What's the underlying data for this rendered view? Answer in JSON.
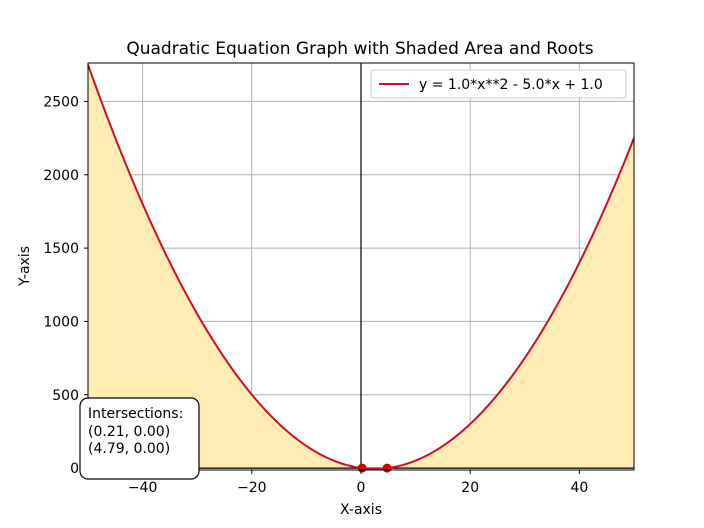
{
  "chart_data": {
    "type": "line",
    "title": "Quadratic Equation Graph with Shaded Area and Roots",
    "xlabel": "X-axis",
    "ylabel": "Y-axis",
    "xlim": [
      -50,
      50
    ],
    "ylim": [
      -13,
      2762
    ],
    "x_ticks": [
      -40,
      -20,
      0,
      20,
      40
    ],
    "x_tick_labels": [
      "−40",
      "−20",
      "0",
      "20",
      "40"
    ],
    "y_ticks": [
      0,
      500,
      1000,
      1500,
      2000,
      2500
    ],
    "y_tick_labels": [
      "0",
      "500",
      "1000",
      "1500",
      "2000",
      "2500"
    ],
    "grid": true,
    "legend_position": "top-right",
    "series": [
      {
        "name": "y = 1.0*x**2 - 5.0*x + 1.0",
        "color": "#c8102e",
        "coefficients": {
          "a": 1.0,
          "b": -5.0,
          "c": 1.0
        },
        "x_range": [
          -50,
          50
        ]
      }
    ],
    "shaded_area": {
      "color": "#ffecb3",
      "between": "curve and y = 0"
    },
    "roots": [
      {
        "x": 0.21,
        "y": 0.0
      },
      {
        "x": 4.79,
        "y": 0.0
      }
    ],
    "root_color": "#cc0000",
    "annotation": {
      "title": "Intersections:",
      "lines": [
        "(0.21, 0.00)",
        "(4.79, 0.00)"
      ]
    }
  }
}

▶ _INSTRUCTION_
Pictures are excluded; output everything else in the data verbatim.

▶ _WORKED SOLUTION_
What's the underlying data for this rendered view? Answer in JSON.
{
  "chart_data": {
    "type": "line",
    "title": "Quadratic Equation Graph with Shaded Area and Roots",
    "xlabel": "X-axis",
    "ylabel": "Y-axis",
    "xlim": [
      -50,
      50
    ],
    "ylim": [
      -13,
      2762
    ],
    "x_ticks": [
      -40,
      -20,
      0,
      20,
      40
    ],
    "x_tick_labels": [
      "−40",
      "−20",
      "0",
      "20",
      "40"
    ],
    "y_ticks": [
      0,
      500,
      1000,
      1500,
      2000,
      2500
    ],
    "y_tick_labels": [
      "0",
      "500",
      "1000",
      "1500",
      "2000",
      "2500"
    ],
    "grid": true,
    "legend_position": "top-right",
    "series": [
      {
        "name": "y = 1.0*x**2 - 5.0*x + 1.0",
        "color": "#c8102e",
        "coefficients": {
          "a": 1.0,
          "b": -5.0,
          "c": 1.0
        },
        "x_range": [
          -50,
          50
        ]
      }
    ],
    "shaded_area": {
      "color": "#ffecb3",
      "between": "curve and y = 0"
    },
    "roots": [
      {
        "x": 0.21,
        "y": 0.0
      },
      {
        "x": 4.79,
        "y": 0.0
      }
    ],
    "root_color": "#cc0000",
    "annotation": {
      "title": "Intersections:",
      "lines": [
        "(0.21, 0.00)",
        "(4.79, 0.00)"
      ]
    }
  }
}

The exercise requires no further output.